Consignes
1. Répondez aux questions suivantes d'après les critiques de bandes dessinées.
(a) Qui condamne les trois amis à assurer l'intérim de Robin des Bois ?
(b) Chez quel éditeur paraît « Les maîtres du désordre » ?
(c) À quel âge Jack Goodfellow a-t-il échappé à la mort ?
2. Prolongez les critiques de bandes dessinées au-delà de leur dernière phrase.

Dans le scénario, on retrouve les marottes de Joann Sfar. Lutins et petit peuple de la forêt, chênes qui parlent et héros farfelus, tout y est. Même s'il s'agit ici d'une adaptation libre, on reconnaît l'esprit facétieux de Sfar. Au départ du récit, trois amis, Saint Etienne, Auron et Valberg, tuent un mauvais plaisantin qui s'amuse à les réveiller tous les matins en jouant du cor. Mais le plaisantin en question était Robin des Bois et le Grand Chêne condamne les trois amis à assurer l'intérim en attendant de former un nouveau Robin. Saint Etienne ; Auron et Valberg se glissent donc dans le costume magique et apprennent le métier. Ils s'en vont défier le Prince Jean et détrousser les riches, oubliant peut-être dans un premier temps de redistribuer leur butin aux plus pauvres. La suite est inattendue et aussi burlesque que le démarrage de l'album. Une histoire qui s'amuse à jouer avec les codes d'une des légendes les plus éculées de la littérature et du cinéma pour nous emmener dans un monde de poésie et d'humour qui plaira aussi bien aux plus jeunes qu'à leurs aînés.
Les maîtres du désordre par Thierry Bellefroid
"Les maîtres du désordre", par Tomlinson, Abnett et White au scénario, Peter Snejbjerg au dessin. Chez Rackham.

Un gros bouquin noir et blanc qui vous entraîne loin, très loin. Un récit captivant sur les traces des Sidh, créatures mythiques aux allures d'Alien (on se croirait dans le film, si ce n'est qu'on est pas dans l'espace mais sur terre...) qui ont peuplé la planète avant d'en céder la suprématie aux hommes. Repliés dans des endroits quasi inviolables, les derniers Sidh, être immortels qui se consument d'ennui, n'ont d'autre passe-temps que de torturer les hommes. Mais l'un d'eux, Jack Goodfellow, refuse de se laisser abattre. Et le mot peut être pris au pied de la lettre puisque Jack a échappé à la mort dès ses sept ans lorsque son grand frère voulait l'abattre d'un coup de fusil. (Le grand frère n'a pas raté leur mère, en revanche, et passe depuis lors ses jours en asile psychiatrique, parcouru de spasmes et de délires gratinés).

Entre cauchemars éveillés et rêves prémonitoires, la course hallucinante de Jack Goodfellow nous entraîne dans un monde très gore, peuplé de grands-mères à la langue pointue et aux mains poilues qui ont le hachoir facile, de cadavres qui parlent, reprenant forme humaine pour mieux tromper leur interlocuteur puis se décomposant sans crier gare, d'auto-stoppeuses qui disparaissent sans descendre de voiture... Et de Sidh effrayants de cruauté et de laideur. Une plongée dans le fantastique le plus effrayant qui est vraiment un exemple du genre. La descente aux enfers. A ne pas lire au fond d'un bois, en Ecosse, par nuit de brouillard. C'est du tout bon, dense, fouillé, qu'on met plusieurs heures à achever tellement ça foisonne de détails (lire les articles de "l'Eldritch Ex?ress" qui ponctuent les transitions entre chapitres. Ils racontent un tas d'histoires étranges et paranormales qui relèguent X-Files au rang de scénario dépourvu d'imagination) Le découpage et principalement le travail sur la structure du temps et de la simultanéité sont très réussis. Exemple, la scène de bataille du chapitre 6 où la notion d'instant très court vécu par les humains pendant l'affrontement des Sidh est rendue par des cases où l'on voit les humains prononcer une seule phrase tandis que les Sidh semblent s'affronter sur une période très longue. Du grand art.

Données du corpus
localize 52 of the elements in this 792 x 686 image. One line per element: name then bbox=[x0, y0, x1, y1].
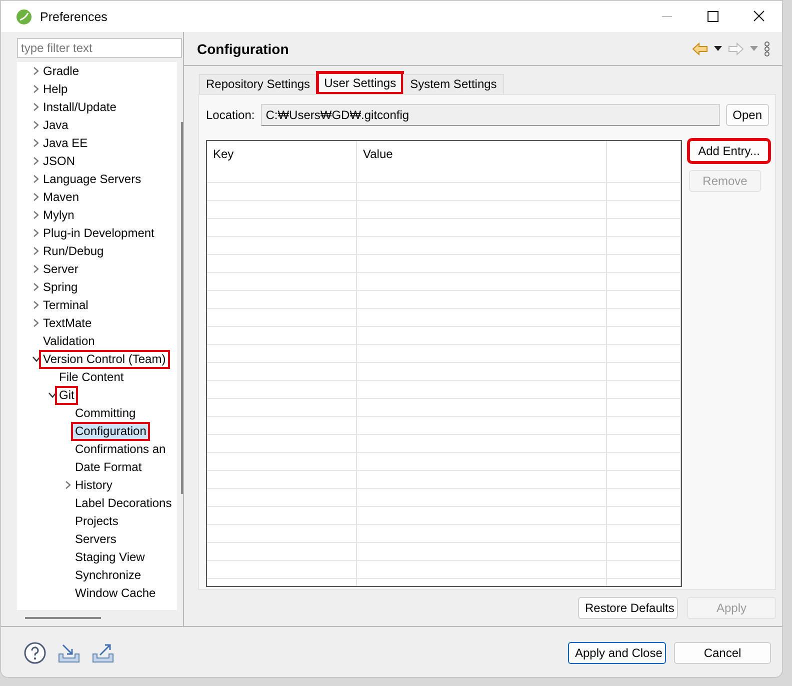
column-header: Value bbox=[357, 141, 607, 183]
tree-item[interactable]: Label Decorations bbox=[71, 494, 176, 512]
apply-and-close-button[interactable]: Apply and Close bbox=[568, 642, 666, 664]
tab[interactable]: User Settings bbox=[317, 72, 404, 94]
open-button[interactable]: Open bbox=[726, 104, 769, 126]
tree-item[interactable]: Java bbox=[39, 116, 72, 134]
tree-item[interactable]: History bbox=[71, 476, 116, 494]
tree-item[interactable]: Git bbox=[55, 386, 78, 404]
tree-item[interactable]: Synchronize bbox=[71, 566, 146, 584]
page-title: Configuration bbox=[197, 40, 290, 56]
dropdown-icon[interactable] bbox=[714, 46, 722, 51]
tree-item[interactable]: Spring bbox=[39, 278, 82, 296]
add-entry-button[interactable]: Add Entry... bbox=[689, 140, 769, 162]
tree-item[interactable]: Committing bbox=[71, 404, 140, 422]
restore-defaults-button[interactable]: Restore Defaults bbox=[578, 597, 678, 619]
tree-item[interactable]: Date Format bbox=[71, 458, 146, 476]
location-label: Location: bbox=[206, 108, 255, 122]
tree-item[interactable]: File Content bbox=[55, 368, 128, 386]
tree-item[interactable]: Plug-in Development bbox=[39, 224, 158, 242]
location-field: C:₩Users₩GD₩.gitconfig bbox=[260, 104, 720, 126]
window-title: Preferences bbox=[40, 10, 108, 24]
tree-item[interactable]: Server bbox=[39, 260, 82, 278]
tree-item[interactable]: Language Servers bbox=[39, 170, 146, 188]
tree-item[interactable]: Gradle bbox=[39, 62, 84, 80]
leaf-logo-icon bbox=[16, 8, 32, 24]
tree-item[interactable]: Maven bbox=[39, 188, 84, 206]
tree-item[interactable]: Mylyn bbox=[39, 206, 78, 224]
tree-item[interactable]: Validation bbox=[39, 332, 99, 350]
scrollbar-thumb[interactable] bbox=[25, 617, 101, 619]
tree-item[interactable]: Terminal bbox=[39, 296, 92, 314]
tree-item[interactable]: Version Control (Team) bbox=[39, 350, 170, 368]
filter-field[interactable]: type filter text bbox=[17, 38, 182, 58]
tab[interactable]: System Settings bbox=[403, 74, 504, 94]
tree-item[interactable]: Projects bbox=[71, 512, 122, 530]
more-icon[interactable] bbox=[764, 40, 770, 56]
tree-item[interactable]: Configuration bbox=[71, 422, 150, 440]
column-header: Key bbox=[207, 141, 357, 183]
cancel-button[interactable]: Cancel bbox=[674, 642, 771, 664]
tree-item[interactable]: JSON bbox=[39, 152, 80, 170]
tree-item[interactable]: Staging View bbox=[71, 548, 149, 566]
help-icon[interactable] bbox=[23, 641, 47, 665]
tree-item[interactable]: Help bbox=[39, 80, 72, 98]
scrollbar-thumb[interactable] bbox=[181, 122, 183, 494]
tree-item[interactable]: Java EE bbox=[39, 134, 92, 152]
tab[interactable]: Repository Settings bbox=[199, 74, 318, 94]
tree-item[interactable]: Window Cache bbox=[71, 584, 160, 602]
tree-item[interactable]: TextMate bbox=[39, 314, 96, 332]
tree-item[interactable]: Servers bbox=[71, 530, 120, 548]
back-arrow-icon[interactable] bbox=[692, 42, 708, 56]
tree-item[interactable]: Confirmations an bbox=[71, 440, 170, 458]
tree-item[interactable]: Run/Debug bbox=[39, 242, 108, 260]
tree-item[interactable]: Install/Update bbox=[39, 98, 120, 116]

--

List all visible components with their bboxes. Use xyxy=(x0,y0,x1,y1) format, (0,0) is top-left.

---

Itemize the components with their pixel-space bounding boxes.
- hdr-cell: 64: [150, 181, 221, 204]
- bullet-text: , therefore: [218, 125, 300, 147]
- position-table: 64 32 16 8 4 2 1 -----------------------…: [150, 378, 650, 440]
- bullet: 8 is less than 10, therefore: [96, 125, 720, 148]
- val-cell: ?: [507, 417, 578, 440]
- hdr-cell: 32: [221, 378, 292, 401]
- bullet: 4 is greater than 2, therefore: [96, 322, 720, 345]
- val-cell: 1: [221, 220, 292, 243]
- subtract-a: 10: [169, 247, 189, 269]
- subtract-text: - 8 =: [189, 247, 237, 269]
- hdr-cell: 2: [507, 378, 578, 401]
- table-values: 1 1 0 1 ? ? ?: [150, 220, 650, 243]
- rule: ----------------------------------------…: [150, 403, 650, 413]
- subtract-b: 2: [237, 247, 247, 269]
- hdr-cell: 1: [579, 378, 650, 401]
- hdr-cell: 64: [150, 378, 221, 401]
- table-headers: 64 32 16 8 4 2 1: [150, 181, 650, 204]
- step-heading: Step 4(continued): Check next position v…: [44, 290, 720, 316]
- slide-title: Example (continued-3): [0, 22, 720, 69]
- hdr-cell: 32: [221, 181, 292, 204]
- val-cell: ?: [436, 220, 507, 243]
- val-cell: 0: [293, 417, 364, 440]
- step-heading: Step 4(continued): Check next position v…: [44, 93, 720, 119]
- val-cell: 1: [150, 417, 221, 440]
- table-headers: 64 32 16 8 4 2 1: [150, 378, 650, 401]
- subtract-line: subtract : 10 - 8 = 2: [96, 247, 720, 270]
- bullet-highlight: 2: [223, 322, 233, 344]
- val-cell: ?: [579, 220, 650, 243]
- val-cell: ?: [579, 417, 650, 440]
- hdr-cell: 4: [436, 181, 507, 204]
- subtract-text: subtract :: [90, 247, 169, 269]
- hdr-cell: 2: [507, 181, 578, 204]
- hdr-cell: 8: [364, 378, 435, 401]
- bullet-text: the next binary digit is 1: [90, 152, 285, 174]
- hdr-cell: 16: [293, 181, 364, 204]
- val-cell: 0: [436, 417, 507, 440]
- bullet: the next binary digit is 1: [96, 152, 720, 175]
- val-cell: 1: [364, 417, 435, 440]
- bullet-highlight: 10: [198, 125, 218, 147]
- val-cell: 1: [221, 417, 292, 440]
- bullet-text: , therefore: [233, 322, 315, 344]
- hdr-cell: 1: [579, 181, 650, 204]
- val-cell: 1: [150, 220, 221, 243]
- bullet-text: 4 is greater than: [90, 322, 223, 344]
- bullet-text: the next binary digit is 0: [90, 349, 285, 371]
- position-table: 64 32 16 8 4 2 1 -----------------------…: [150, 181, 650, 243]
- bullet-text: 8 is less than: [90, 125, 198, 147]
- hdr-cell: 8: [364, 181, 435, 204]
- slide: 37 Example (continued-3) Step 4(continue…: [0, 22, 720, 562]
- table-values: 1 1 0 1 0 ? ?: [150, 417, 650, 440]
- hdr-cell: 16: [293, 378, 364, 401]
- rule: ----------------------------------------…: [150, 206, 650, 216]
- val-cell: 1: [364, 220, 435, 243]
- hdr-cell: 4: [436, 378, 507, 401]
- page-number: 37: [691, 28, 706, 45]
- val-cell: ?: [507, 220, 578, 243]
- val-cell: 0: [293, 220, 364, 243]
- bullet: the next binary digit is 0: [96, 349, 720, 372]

Réponses
1.
(a) Le Grand Chêne.
(b) Chez Rackham.
(c) À sept ans.

2.
Salut les filles ! par Thierry Bellefroid
« Salut les filles ! » de Wolinski. Chez Albin Michel.

Ayant eu la chance (ou l'honneur ?) de partager les bancs du dernier Grand Jury du festival d'Angoulême avec Wolinski, j'ai ouvert ce livre en toute subjectivité. En parcourant ses pages, je ne doutais pas de ce que j'allais y trouver. Pensez-vous ! Une compilation de ses meilleurs dessins sur les filles, on ne risquait pas de s'embêter. Parce qu'il faut bien le dire, à part le cigare, il n'y a rien qui intéresse plus notre bon Georges que les filles, sur cette terre. Et quand il les dessine, c'est avec ce mélange trouble de tendresse et de trivialité un rien macho qui a fait son succès.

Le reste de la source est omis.